Supplied material
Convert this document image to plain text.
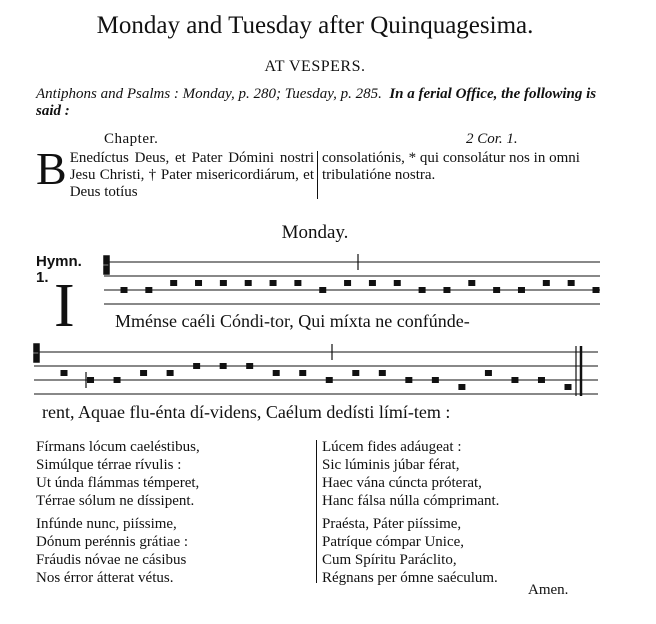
Monday and Tuesday after Quinquagesima.
AT VESPERS.
Antiphons and Psalms : Monday, p. 280; Tuesday, p. 285. In a ferial Office, the following is said :
Chapter.	2 Cor. 1.
B Enedíctus Deus, et Pater Dómini nostri Jesu Christi, † Pater misericordiárum, et Deus totíus
consolatiónis, * qui consolátur nos in omni tribulatióne nostra.
Monday.
Hymn.
1. I Mménse caéli Cóndi-tor, Qui míxta ne confúnde-
rent, Aquae flu-énta dí-videns, Caélum dedísti límí-tem :
Fírmans lócum caeléstibus,
Simúlque térrae rívulis :
Ut únda flámmas témperet,
Térrae sólum ne díssipent.
Infúnde nunc, piíssime,
Dónum perénnis grátiae :
Fráudis nóvae ne cásibus
Nos érror átterat vétus.
Lúcem fides adáugeat :
Sic lúminis júbar férat,
Haec vána cúncta próterat,
Hanc fálsa núlla cómprimant.
Praésta, Páter piíssime,
Patríque cómpar Unice,
Cum Spíritu Paráclito,
Régnans per ómne saéculum.
Amen.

Objective
Transcribe the records above verbatim. Do not carry over any picture.

Output
Convert this document image to plain text.
Monday and Tuesday after Quinquagesima.
AT VESPERS.
Antiphons and Psalms : Monday, p. 280; Tuesday, p. 285. In a ferial Office, the following is said :
Chapter.	2 Cor. 1.
B Enedíctus Deus, et Pater Dómini nostri Jesu Christi, † Pater misericordiárum, et Deus totíus
consolatiónis, * qui consolátur nos in omni tribulatióne nostra.
Monday.
Hymn.
1. I Mménse caéli Cóndi-tor, Qui míxta ne confúnde-
rent, Aquae flu-énta dí-videns, Caélum dedísti límí-tem :
Fírmans lócum caeléstibus,
Simúlque térrae rívulis :
Ut únda flámmas témperet,
Térrae sólum ne díssipent.
Infúnde nunc, piíssime,
Dónum perénnis grátiae :
Fráudis nóvae ne cásibus
Nos érror átterat vétus.
Lúcem fides adáugeat :
Sic lúminis júbar férat,
Haec vána cúncta próterat,
Hanc fálsa núlla cómprimant.
Praésta, Páter piíssime,
Patríque cómpar Unice,
Cum Spíritu Paráclito,
Régnans per ómne saéculum.
Amen.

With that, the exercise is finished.